---- Exercise material

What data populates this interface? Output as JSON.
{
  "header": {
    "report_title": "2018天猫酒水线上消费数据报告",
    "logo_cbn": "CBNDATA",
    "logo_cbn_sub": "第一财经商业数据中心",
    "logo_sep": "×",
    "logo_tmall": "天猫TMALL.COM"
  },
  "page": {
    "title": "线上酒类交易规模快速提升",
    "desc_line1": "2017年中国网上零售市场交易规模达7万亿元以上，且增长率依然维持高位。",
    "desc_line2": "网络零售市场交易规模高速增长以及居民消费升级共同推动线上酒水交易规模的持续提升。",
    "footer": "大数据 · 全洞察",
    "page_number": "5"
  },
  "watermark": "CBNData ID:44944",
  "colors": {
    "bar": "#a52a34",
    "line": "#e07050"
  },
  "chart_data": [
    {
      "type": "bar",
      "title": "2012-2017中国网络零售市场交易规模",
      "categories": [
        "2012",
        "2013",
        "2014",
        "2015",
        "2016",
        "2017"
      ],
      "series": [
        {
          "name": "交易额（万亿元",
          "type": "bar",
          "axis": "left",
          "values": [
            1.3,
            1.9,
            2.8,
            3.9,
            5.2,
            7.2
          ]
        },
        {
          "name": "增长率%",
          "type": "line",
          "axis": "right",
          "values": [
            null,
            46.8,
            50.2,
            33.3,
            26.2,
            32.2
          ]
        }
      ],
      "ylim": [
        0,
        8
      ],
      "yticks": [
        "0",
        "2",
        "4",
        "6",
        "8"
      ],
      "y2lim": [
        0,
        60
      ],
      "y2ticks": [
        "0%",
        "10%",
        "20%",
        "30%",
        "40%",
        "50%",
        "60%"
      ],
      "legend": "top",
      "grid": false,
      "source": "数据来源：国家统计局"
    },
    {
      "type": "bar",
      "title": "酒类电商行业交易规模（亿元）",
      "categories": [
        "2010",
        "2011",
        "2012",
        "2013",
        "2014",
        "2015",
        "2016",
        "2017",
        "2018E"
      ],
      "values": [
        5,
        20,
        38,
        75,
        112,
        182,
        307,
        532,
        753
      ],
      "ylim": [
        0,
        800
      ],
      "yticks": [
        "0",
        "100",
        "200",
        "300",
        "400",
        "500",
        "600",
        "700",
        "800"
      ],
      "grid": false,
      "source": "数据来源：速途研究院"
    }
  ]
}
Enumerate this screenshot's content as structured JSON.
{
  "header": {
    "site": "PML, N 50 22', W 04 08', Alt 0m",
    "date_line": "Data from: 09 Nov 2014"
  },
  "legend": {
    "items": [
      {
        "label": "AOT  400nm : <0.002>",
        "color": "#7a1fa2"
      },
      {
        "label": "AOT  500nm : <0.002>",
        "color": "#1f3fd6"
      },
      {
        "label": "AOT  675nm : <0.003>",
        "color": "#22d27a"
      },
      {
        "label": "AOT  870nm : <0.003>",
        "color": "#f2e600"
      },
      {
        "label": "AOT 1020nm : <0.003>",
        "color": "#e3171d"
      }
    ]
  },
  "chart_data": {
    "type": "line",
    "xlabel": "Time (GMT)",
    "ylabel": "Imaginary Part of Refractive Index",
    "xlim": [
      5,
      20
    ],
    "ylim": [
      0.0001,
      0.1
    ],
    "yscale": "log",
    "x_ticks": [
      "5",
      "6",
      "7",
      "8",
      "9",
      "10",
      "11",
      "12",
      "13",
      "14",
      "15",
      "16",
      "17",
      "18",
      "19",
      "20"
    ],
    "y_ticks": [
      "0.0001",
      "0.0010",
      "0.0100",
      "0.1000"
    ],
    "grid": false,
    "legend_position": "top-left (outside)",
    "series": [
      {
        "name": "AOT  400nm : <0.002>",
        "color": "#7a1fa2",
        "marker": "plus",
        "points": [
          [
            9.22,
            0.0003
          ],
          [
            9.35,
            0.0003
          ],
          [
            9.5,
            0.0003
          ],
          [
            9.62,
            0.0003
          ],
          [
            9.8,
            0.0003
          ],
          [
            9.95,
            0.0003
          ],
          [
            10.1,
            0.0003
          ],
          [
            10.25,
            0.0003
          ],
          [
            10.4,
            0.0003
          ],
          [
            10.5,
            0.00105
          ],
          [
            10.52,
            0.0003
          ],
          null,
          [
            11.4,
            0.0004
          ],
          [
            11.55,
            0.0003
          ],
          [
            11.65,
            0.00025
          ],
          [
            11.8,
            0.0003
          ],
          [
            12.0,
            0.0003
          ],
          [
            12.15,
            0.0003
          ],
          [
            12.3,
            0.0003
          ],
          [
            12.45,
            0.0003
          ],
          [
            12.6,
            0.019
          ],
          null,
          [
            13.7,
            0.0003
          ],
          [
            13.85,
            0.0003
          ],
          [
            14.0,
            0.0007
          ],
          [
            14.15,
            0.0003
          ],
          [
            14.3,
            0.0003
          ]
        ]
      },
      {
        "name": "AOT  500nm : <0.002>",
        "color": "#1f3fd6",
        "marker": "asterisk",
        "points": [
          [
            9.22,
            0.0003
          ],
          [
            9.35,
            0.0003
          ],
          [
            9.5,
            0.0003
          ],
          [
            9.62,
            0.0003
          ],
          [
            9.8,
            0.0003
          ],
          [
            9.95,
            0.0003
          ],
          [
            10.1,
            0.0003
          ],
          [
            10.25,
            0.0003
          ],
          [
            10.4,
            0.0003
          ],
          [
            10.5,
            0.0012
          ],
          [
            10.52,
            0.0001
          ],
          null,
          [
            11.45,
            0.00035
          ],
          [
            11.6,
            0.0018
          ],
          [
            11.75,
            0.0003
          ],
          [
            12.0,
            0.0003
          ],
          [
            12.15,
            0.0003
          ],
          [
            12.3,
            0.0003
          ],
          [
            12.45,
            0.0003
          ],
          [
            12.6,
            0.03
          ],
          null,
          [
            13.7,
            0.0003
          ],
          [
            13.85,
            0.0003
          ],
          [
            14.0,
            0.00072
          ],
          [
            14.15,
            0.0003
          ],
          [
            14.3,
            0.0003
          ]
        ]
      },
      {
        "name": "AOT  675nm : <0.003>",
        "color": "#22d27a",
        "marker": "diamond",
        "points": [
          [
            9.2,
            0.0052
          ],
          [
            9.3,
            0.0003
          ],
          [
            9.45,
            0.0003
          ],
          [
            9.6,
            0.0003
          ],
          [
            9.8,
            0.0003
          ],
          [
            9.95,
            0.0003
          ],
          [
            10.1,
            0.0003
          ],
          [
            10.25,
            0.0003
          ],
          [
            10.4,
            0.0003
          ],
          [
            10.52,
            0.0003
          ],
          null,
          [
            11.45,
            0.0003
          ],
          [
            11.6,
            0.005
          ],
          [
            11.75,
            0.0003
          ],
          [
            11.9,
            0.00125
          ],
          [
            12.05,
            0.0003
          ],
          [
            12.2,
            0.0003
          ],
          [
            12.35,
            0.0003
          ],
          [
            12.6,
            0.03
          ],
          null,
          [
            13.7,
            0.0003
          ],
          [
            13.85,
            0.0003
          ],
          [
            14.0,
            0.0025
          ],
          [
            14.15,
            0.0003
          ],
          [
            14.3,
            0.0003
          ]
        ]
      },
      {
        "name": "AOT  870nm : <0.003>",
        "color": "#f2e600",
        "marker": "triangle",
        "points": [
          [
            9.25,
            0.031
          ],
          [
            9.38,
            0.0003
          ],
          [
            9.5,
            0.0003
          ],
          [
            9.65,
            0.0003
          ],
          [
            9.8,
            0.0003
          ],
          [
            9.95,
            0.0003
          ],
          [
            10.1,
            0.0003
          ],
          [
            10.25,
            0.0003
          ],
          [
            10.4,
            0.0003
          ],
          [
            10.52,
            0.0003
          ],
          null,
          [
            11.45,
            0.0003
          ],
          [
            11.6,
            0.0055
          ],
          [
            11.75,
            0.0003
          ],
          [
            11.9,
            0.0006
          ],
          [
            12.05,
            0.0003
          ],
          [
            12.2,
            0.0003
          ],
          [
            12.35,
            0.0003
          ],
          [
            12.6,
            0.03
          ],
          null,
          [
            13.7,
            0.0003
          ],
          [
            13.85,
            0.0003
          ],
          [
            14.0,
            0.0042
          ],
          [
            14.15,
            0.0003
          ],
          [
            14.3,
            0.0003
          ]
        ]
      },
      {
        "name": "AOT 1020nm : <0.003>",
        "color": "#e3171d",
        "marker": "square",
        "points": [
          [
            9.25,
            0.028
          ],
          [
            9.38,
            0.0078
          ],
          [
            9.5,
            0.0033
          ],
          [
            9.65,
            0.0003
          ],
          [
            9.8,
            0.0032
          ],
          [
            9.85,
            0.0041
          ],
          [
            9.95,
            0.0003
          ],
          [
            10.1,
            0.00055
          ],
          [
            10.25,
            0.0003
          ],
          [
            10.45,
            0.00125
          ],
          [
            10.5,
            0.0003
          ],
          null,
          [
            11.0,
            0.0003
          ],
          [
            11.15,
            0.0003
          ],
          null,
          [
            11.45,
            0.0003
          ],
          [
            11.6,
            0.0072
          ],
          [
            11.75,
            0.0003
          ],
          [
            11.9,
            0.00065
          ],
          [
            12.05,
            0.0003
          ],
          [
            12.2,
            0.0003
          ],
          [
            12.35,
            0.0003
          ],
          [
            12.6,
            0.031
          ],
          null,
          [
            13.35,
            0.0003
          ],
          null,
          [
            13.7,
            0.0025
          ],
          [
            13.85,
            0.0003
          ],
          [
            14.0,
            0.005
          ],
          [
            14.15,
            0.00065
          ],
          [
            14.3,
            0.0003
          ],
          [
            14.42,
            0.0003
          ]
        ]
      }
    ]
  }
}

--------

Check each line above for the string "source", then copy the ones that have it.

The answer:
      "source": "数据来源：国家统计局"
      "source": "数据来源：速途研究院"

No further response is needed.